**Task details**
Images must not appear in your copy; reproduce every other part of the records exactly.

**Information provided**

□ □ □ □ □

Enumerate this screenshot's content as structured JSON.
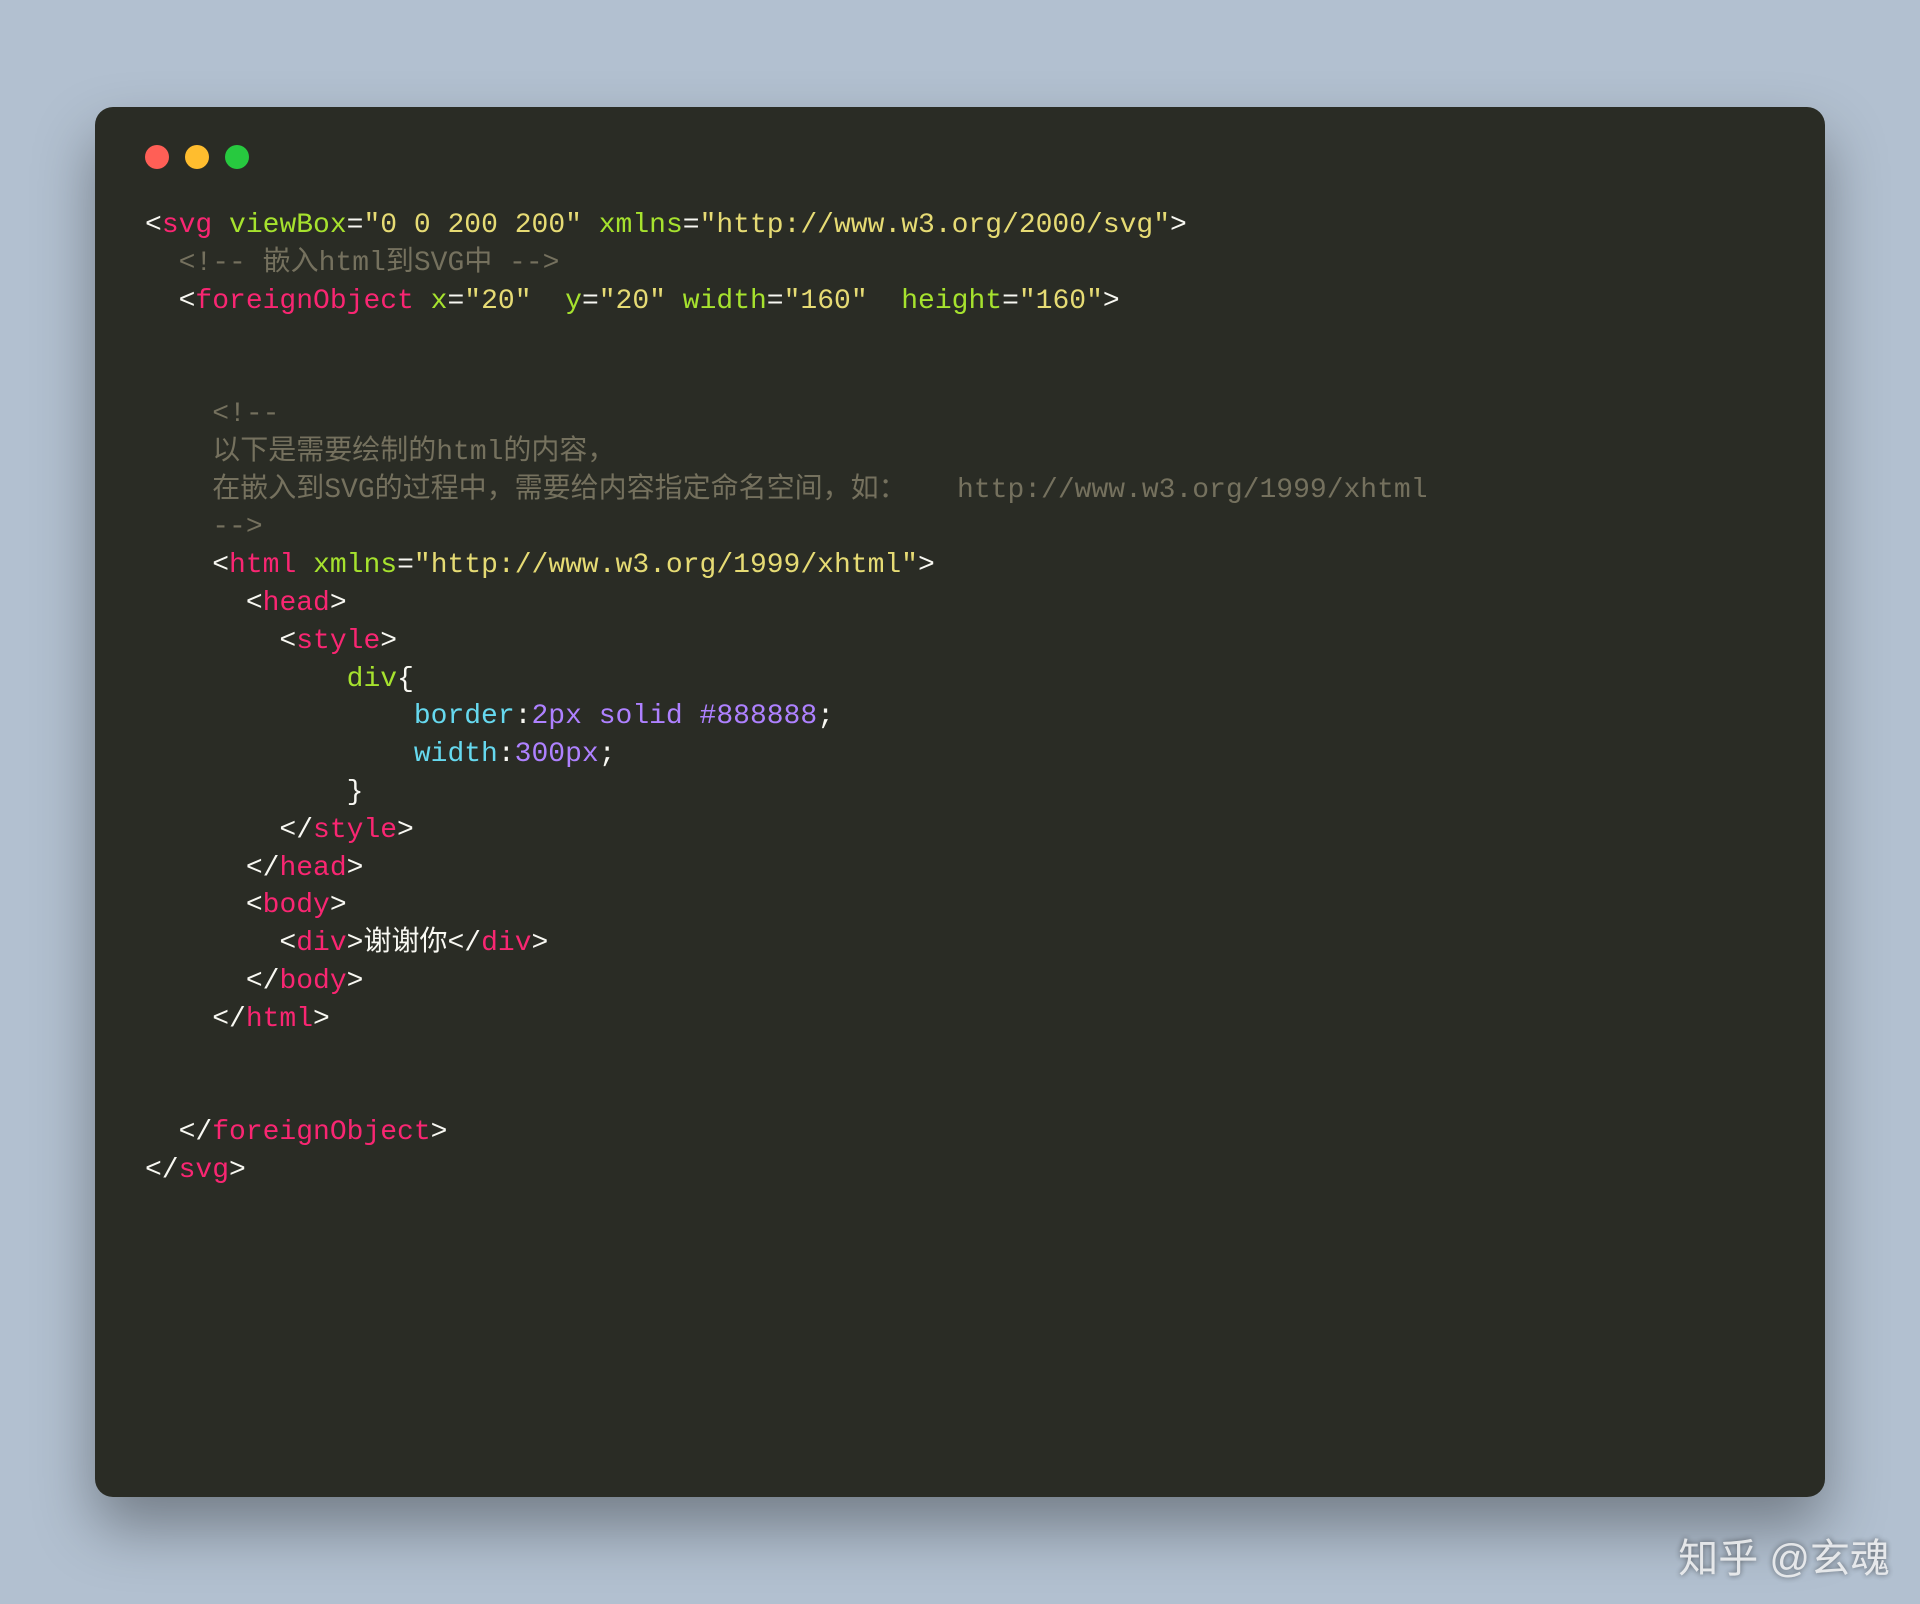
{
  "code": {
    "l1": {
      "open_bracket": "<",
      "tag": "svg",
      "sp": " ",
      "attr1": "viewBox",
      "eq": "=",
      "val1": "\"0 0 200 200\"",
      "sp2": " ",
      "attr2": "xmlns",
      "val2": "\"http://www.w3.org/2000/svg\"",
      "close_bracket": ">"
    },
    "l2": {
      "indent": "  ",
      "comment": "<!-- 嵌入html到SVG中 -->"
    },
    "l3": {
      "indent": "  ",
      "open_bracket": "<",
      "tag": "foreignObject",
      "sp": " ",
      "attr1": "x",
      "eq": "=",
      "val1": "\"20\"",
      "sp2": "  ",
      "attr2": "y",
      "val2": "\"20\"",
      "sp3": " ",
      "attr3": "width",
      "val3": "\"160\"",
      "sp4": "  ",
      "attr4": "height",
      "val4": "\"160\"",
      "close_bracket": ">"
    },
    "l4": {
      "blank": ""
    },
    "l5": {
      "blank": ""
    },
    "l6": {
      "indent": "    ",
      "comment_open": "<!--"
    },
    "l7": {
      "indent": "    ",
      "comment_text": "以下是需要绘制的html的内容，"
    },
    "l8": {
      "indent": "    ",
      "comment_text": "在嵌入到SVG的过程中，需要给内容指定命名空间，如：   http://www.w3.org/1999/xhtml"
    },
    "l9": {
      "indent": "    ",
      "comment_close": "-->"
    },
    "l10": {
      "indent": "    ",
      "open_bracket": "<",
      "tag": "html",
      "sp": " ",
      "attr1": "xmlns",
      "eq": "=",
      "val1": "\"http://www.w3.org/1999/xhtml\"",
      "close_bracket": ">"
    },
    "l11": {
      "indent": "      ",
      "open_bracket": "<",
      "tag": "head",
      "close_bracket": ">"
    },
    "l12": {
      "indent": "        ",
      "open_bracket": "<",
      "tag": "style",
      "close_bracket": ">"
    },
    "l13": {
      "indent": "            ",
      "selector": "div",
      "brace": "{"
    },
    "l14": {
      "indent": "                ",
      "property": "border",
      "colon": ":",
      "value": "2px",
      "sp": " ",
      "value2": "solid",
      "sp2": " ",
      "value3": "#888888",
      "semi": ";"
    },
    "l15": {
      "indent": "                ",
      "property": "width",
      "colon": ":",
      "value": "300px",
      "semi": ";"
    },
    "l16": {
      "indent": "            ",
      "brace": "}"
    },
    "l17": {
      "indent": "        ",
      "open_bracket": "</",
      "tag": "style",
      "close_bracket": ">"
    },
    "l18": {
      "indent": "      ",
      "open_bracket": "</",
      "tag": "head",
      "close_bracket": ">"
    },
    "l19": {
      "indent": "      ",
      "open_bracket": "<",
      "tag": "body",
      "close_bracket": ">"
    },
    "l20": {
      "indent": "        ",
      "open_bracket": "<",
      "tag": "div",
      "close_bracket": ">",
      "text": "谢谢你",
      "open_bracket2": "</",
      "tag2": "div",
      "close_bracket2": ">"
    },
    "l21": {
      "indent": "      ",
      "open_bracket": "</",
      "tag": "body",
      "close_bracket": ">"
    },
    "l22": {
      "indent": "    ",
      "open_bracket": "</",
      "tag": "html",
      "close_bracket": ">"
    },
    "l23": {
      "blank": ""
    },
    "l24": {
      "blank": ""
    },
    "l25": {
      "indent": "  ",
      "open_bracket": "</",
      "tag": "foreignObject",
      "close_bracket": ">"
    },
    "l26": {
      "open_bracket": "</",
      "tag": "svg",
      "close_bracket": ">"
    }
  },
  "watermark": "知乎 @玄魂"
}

□ □ □ □ □

**Solution for this task**
Enumerate this screenshot's content as structured JSON.
{
  "code": {
    "l1": {
      "open_bracket": "<",
      "tag": "svg",
      "sp": " ",
      "attr1": "viewBox",
      "eq": "=",
      "val1": "\"0 0 200 200\"",
      "sp2": " ",
      "attr2": "xmlns",
      "val2": "\"http://www.w3.org/2000/svg\"",
      "close_bracket": ">"
    },
    "l2": {
      "indent": "  ",
      "comment": "<!-- 嵌入html到SVG中 -->"
    },
    "l3": {
      "indent": "  ",
      "open_bracket": "<",
      "tag": "foreignObject",
      "sp": " ",
      "attr1": "x",
      "eq": "=",
      "val1": "\"20\"",
      "sp2": "  ",
      "attr2": "y",
      "val2": "\"20\"",
      "sp3": " ",
      "attr3": "width",
      "val3": "\"160\"",
      "sp4": "  ",
      "attr4": "height",
      "val4": "\"160\"",
      "close_bracket": ">"
    },
    "l4": {
      "blank": ""
    },
    "l5": {
      "blank": ""
    },
    "l6": {
      "indent": "    ",
      "comment_open": "<!--"
    },
    "l7": {
      "indent": "    ",
      "comment_text": "以下是需要绘制的html的内容，"
    },
    "l8": {
      "indent": "    ",
      "comment_text": "在嵌入到SVG的过程中，需要给内容指定命名空间，如：   http://www.w3.org/1999/xhtml"
    },
    "l9": {
      "indent": "    ",
      "comment_close": "-->"
    },
    "l10": {
      "indent": "    ",
      "open_bracket": "<",
      "tag": "html",
      "sp": " ",
      "attr1": "xmlns",
      "eq": "=",
      "val1": "\"http://www.w3.org/1999/xhtml\"",
      "close_bracket": ">"
    },
    "l11": {
      "indent": "      ",
      "open_bracket": "<",
      "tag": "head",
      "close_bracket": ">"
    },
    "l12": {
      "indent": "        ",
      "open_bracket": "<",
      "tag": "style",
      "close_bracket": ">"
    },
    "l13": {
      "indent": "            ",
      "selector": "div",
      "brace": "{"
    },
    "l14": {
      "indent": "                ",
      "property": "border",
      "colon": ":",
      "value": "2px",
      "sp": " ",
      "value2": "solid",
      "sp2": " ",
      "value3": "#888888",
      "semi": ";"
    },
    "l15": {
      "indent": "                ",
      "property": "width",
      "colon": ":",
      "value": "300px",
      "semi": ";"
    },
    "l16": {
      "indent": "            ",
      "brace": "}"
    },
    "l17": {
      "indent": "        ",
      "open_bracket": "</",
      "tag": "style",
      "close_bracket": ">"
    },
    "l18": {
      "indent": "      ",
      "open_bracket": "</",
      "tag": "head",
      "close_bracket": ">"
    },
    "l19": {
      "indent": "      ",
      "open_bracket": "<",
      "tag": "body",
      "close_bracket": ">"
    },
    "l20": {
      "indent": "        ",
      "open_bracket": "<",
      "tag": "div",
      "close_bracket": ">",
      "text": "谢谢你",
      "open_bracket2": "</",
      "tag2": "div",
      "close_bracket2": ">"
    },
    "l21": {
      "indent": "      ",
      "open_bracket": "</",
      "tag": "body",
      "close_bracket": ">"
    },
    "l22": {
      "indent": "    ",
      "open_bracket": "</",
      "tag": "html",
      "close_bracket": ">"
    },
    "l23": {
      "blank": ""
    },
    "l24": {
      "blank": ""
    },
    "l25": {
      "indent": "  ",
      "open_bracket": "</",
      "tag": "foreignObject",
      "close_bracket": ">"
    },
    "l26": {
      "open_bracket": "</",
      "tag": "svg",
      "close_bracket": ">"
    }
  },
  "watermark": "知乎 @玄魂"
}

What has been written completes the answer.